◆ Data section
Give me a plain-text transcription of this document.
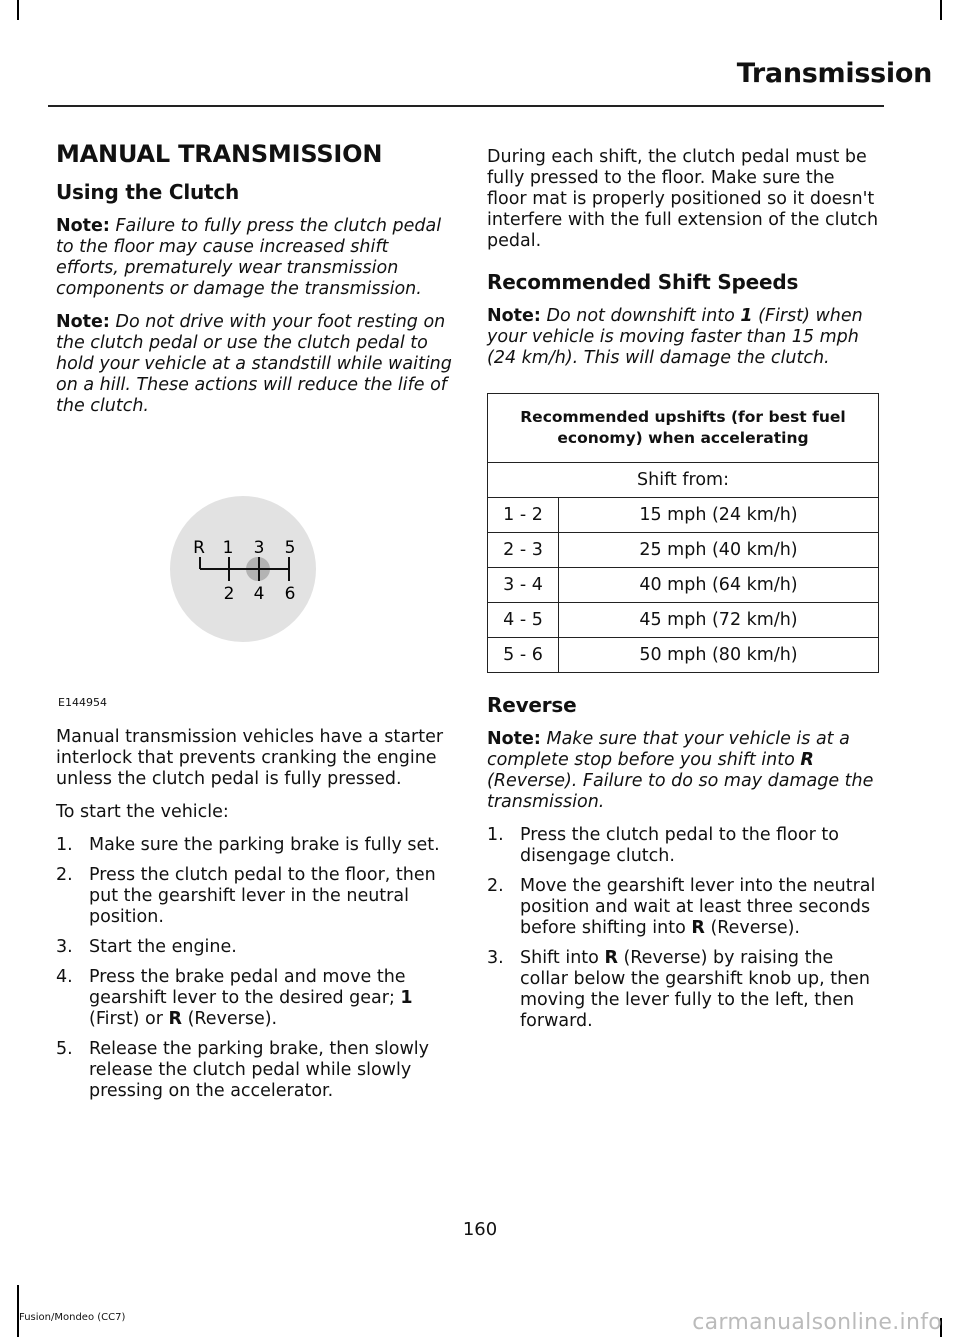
Transmission
MANUAL TRANSMISSION
Using the Clutch

Note: Failure to fully press the clutch pedal to the floor may cause increased shift efforts, prematurely wear transmission components or damage the transmission.

Note: Do not drive with your foot resting on the clutch pedal or use the clutch pedal to hold your vehicle at a standstill while waiting on a hill. These actions will reduce the life of the clutch.

R 1 3 5
2 4 6
E144954

Manual transmission vehicles have a starter interlock that prevents cranking the engine unless the clutch pedal is fully pressed.

To start the vehicle:

1. Make sure the parking brake is fully set.
2. Press the clutch pedal to the floor, then put the gearshift lever in the neutral position.
3. Start the engine.
4. Press the brake pedal and move the gearshift lever to the desired gear; 1 (First) or R (Reverse).
5. Release the parking brake, then slowly release the clutch pedal while slowly pressing on the accelerator.

During each shift, the clutch pedal must be fully pressed to the floor. Make sure the floor mat is properly positioned so it doesn't interfere with the full extension of the clutch pedal.

Recommended Shift Speeds

Note: Do not downshift into 1 (First) when your vehicle is moving faster than 15 mph (24 km/h). This will damage the clutch.

Recommended upshifts (for best fuel economy) when accelerating	
Shift from:	
1 - 2	15 mph (24 km/h)
2 - 3	25 mph (40 km/h)
3 - 4	40 mph (64 km/h)
4 - 5	45 mph (72 km/h)
5 - 6	50 mph (80 km/h)
Reverse

Note: Make sure that your vehicle is at a complete stop before you shift into R (Reverse). Failure to do so may damage the transmission.

1. Press the clutch pedal to the floor to disengage clutch.
2. Move the gearshift lever into the neutral position and wait at least three seconds before shifting into R (Reverse).
3. Shift into R (Reverse) by raising the collar below the gearshift knob up, then moving the lever fully to the left, then forward.
160
Fusion/Mondeo (CC7)	carmanualsonline.info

◆ Task directions
Copy out all the records exactly, excluding pictures.

◆ Solution to this task
Give me a plain-text transcription of this document.
Transmission
MANUAL TRANSMISSION
Using the Clutch

Note: Failure to fully press the clutch pedal to the floor may cause increased shift efforts, prematurely wear transmission components or damage the transmission.

Note: Do not drive with your foot resting on the clutch pedal or use the clutch pedal to hold your vehicle at a standstill while waiting on a hill. These actions will reduce the life of the clutch.

R 1 3 5
2 4 6
E144954

Manual transmission vehicles have a starter interlock that prevents cranking the engine unless the clutch pedal is fully pressed.

To start the vehicle:

1. Make sure the parking brake is fully set.
2. Press the clutch pedal to the floor, then put the gearshift lever in the neutral position.
3. Start the engine.
4. Press the brake pedal and move the gearshift lever to the desired gear; 1 (First) or R (Reverse).
5. Release the parking brake, then slowly release the clutch pedal while slowly pressing on the accelerator.

During each shift, the clutch pedal must be fully pressed to the floor. Make sure the floor mat is properly positioned so it doesn't interfere with the full extension of the clutch pedal.

Recommended Shift Speeds

Note: Do not downshift into 1 (First) when your vehicle is moving faster than 15 mph (24 km/h). This will damage the clutch.

Recommended upshifts (for best fuel economy) when accelerating	
Shift from:	
1 - 2	15 mph (24 km/h)
2 - 3	25 mph (40 km/h)
3 - 4	40 mph (64 km/h)
4 - 5	45 mph (72 km/h)
5 - 6	50 mph (80 km/h)
Reverse

Note: Make sure that your vehicle is at a complete stop before you shift into R (Reverse). Failure to do so may damage the transmission.

1. Press the clutch pedal to the floor to disengage clutch.
2. Move the gearshift lever into the neutral position and wait at least three seconds before shifting into R (Reverse).
3. Shift into R (Reverse) by raising the collar below the gearshift knob up, then moving the lever fully to the left, then forward.
160
Fusion/Mondeo (CC7)	carmanualsonline.info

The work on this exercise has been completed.